- **Data entries**:
[start]
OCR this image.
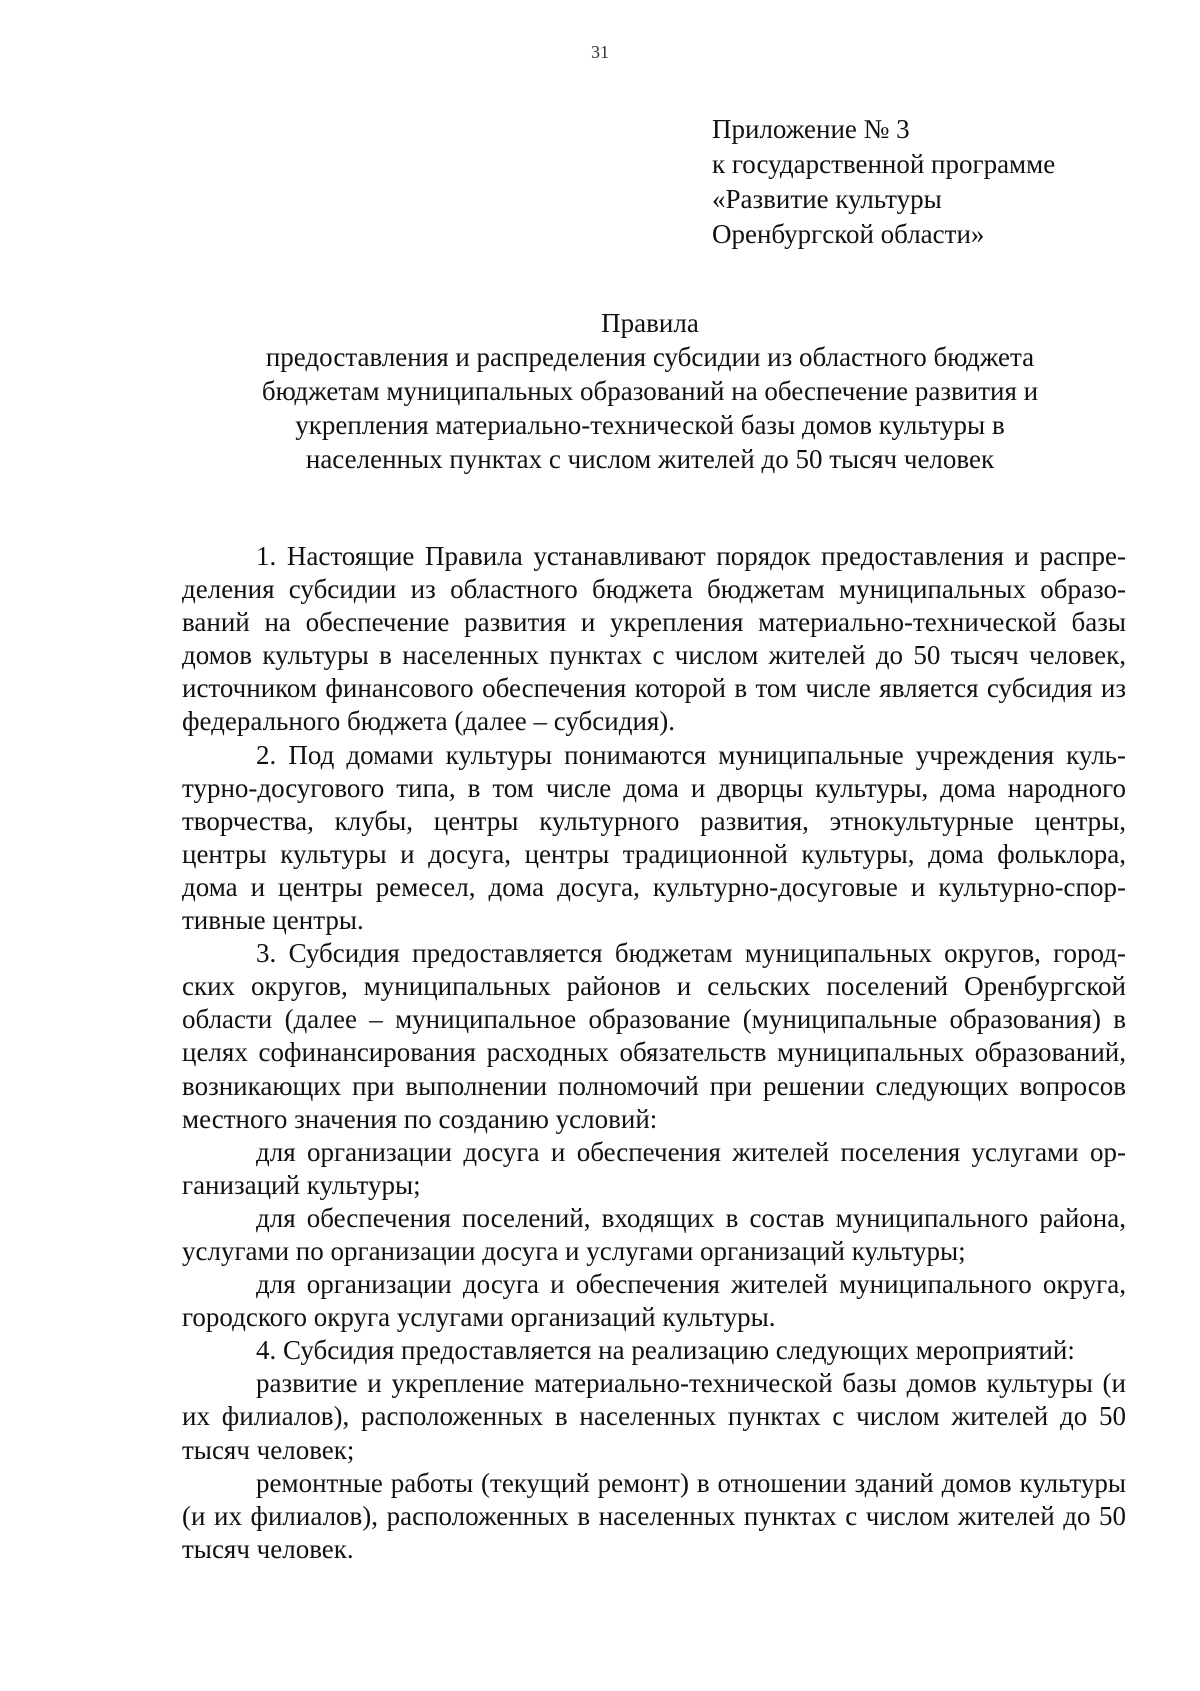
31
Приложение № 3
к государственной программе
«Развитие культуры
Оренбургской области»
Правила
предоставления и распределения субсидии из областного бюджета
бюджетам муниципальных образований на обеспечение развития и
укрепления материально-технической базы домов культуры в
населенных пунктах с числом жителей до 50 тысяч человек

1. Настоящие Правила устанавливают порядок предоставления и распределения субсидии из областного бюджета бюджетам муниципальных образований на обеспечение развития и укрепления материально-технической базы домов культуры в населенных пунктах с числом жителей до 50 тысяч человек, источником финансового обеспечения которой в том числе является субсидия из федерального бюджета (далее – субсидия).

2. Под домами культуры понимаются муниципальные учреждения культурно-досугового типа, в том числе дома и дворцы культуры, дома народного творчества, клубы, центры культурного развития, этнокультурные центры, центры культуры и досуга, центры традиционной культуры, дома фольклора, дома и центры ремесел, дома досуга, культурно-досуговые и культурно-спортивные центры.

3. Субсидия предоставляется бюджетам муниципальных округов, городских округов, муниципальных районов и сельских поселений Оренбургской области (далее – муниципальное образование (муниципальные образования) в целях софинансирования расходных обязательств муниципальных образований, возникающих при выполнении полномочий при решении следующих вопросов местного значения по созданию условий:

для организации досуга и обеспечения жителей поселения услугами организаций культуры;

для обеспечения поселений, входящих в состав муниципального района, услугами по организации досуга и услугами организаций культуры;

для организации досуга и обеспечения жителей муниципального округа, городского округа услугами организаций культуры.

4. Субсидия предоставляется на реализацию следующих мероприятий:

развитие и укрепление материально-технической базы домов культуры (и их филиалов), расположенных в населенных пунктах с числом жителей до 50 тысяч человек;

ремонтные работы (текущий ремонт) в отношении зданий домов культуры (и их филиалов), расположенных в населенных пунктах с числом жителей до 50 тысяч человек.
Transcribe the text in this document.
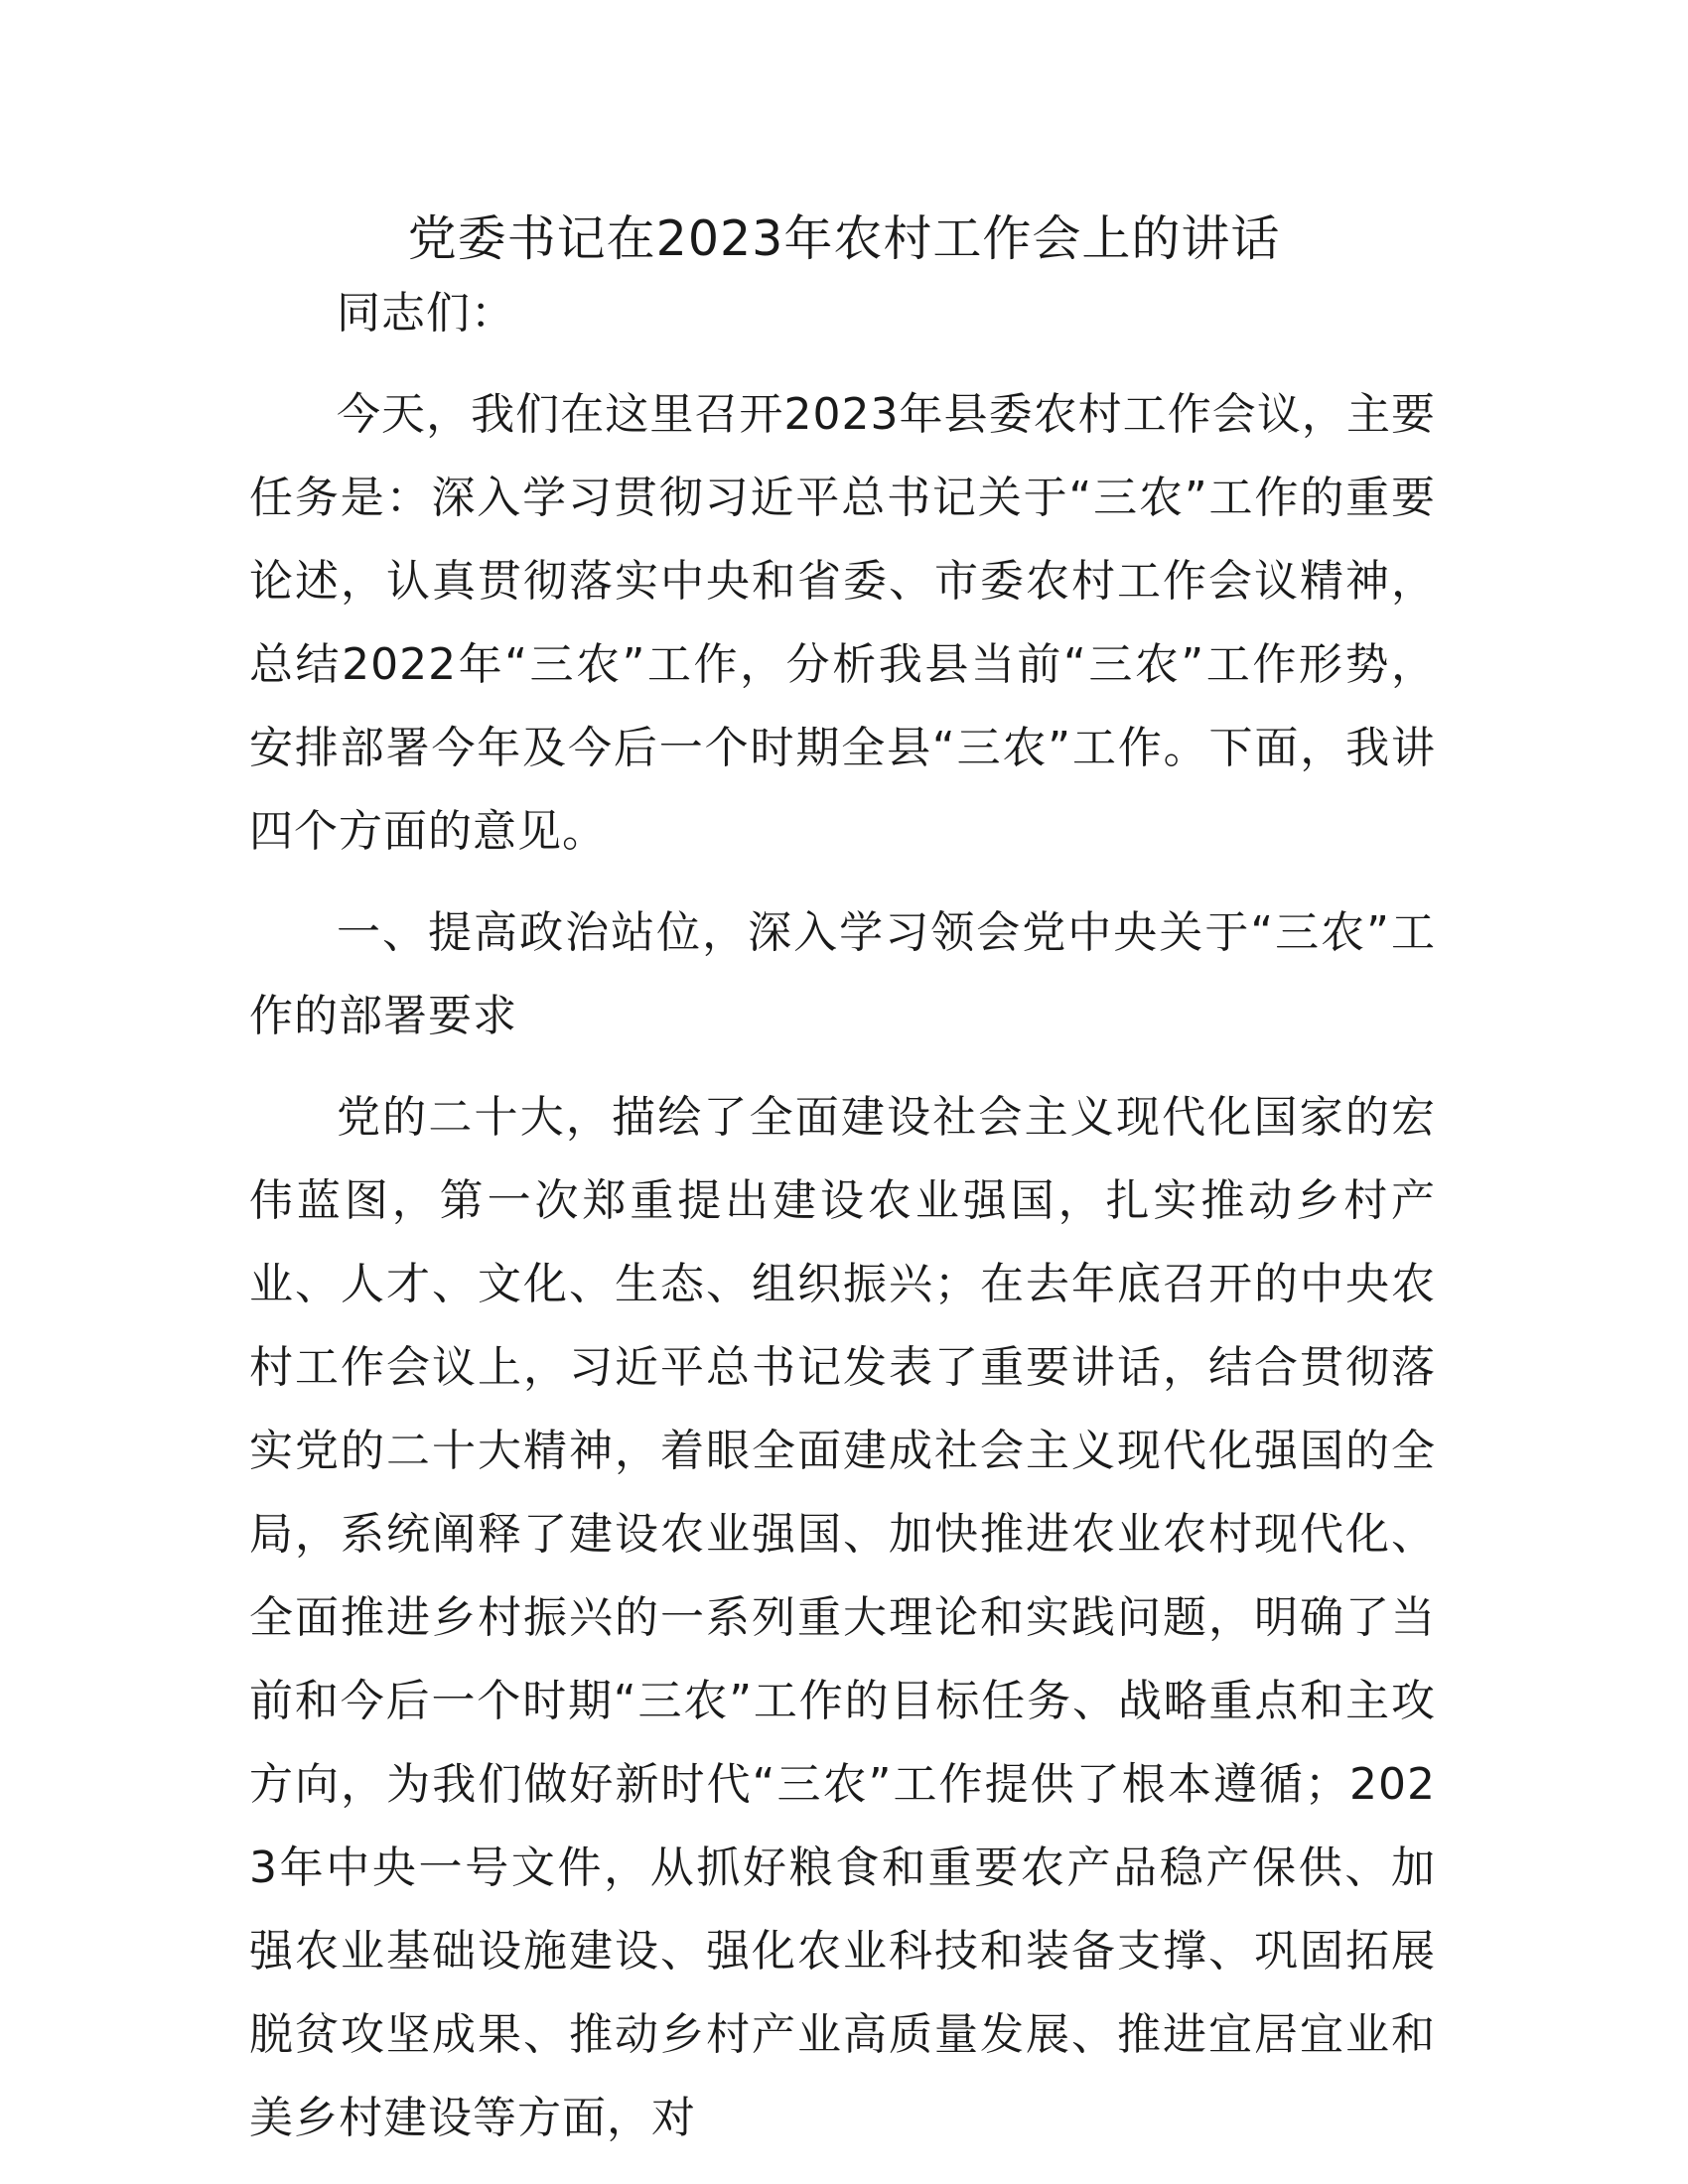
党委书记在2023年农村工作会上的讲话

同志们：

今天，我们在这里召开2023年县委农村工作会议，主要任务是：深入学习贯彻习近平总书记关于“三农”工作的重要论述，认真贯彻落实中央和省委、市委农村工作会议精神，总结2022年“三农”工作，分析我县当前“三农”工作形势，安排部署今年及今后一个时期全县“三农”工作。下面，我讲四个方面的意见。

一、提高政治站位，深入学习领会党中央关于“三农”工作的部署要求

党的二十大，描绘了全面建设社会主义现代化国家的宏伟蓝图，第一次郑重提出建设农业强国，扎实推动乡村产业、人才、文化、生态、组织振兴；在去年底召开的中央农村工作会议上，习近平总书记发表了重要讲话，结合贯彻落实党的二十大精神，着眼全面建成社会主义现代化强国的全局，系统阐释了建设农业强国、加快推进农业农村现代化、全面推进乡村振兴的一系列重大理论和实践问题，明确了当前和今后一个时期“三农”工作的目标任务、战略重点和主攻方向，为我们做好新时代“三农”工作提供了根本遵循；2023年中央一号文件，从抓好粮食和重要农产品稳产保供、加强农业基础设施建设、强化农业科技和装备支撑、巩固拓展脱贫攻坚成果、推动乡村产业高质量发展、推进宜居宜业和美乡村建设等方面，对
[end]
- **Problem**: Transcribe all of the material exactly, leaving out whatever pictures it contains.

- **Result of the task**:
OCR this image.
31
Приложение № 3
к государственной программе
«Развитие культуры
Оренбургской области»
Правила
предоставления и распределения субсидии из областного бюджета
бюджетам муниципальных образований на обеспечение развития и
укрепления материально-технической базы домов культуры в
населенных пунктах с числом жителей до 50 тысяч человек

1. Настоящие Правила устанавливают порядок предоставления и распределения субсидии из областного бюджета бюджетам муниципальных образований на обеспечение развития и укрепления материально-технической базы домов культуры в населенных пунктах с числом жителей до 50 тысяч человек, источником финансового обеспечения которой в том числе является субсидия из федерального бюджета (далее – субсидия).

2. Под домами культуры понимаются муниципальные учреждения культурно-досугового типа, в том числе дома и дворцы культуры, дома народного творчества, клубы, центры культурного развития, этнокультурные центры, центры культуры и досуга, центры традиционной культуры, дома фольклора, дома и центры ремесел, дома досуга, культурно-досуговые и культурно-спортивные центры.

3. Субсидия предоставляется бюджетам муниципальных округов, городских округов, муниципальных районов и сельских поселений Оренбургской области (далее – муниципальное образование (муниципальные образования) в целях софинансирования расходных обязательств муниципальных образований, возникающих при выполнении полномочий при решении следующих вопросов местного значения по созданию условий:

для организации досуга и обеспечения жителей поселения услугами организаций культуры;

для обеспечения поселений, входящих в состав муниципального района, услугами по организации досуга и услугами организаций культуры;

для организации досуга и обеспечения жителей муниципального округа, городского округа услугами организаций культуры.

4. Субсидия предоставляется на реализацию следующих мероприятий:

развитие и укрепление материально-технической базы домов культуры (и их филиалов), расположенных в населенных пунктах с числом жителей до 50 тысяч человек;

ремонтные работы (текущий ремонт) в отношении зданий домов культуры (и их филиалов), расположенных в населенных пунктах с числом жителей до 50 тысяч человек.
Transcribe the text in this document.
党委书记在2023年农村工作会上的讲话

同志们：

今天，我们在这里召开2023年县委农村工作会议，主要任务是：深入学习贯彻习近平总书记关于“三农”工作的重要论述，认真贯彻落实中央和省委、市委农村工作会议精神，总结2022年“三农”工作，分析我县当前“三农”工作形势，安排部署今年及今后一个时期全县“三农”工作。下面，我讲四个方面的意见。

一、提高政治站位，深入学习领会党中央关于“三农”工作的部署要求

党的二十大，描绘了全面建设社会主义现代化国家的宏伟蓝图，第一次郑重提出建设农业强国，扎实推动乡村产业、人才、文化、生态、组织振兴；在去年底召开的中央农村工作会议上，习近平总书记发表了重要讲话，结合贯彻落实党的二十大精神，着眼全面建成社会主义现代化强国的全局，系统阐释了建设农业强国、加快推进农业农村现代化、全面推进乡村振兴的一系列重大理论和实践问题，明确了当前和今后一个时期“三农”工作的目标任务、战略重点和主攻方向，为我们做好新时代“三农”工作提供了根本遵循；2023年中央一号文件，从抓好粮食和重要农产品稳产保供、加强农业基础设施建设、强化农业科技和装备支撑、巩固拓展脱贫攻坚成果、推动乡村产业高质量发展、推进宜居宜业和美乡村建设等方面，对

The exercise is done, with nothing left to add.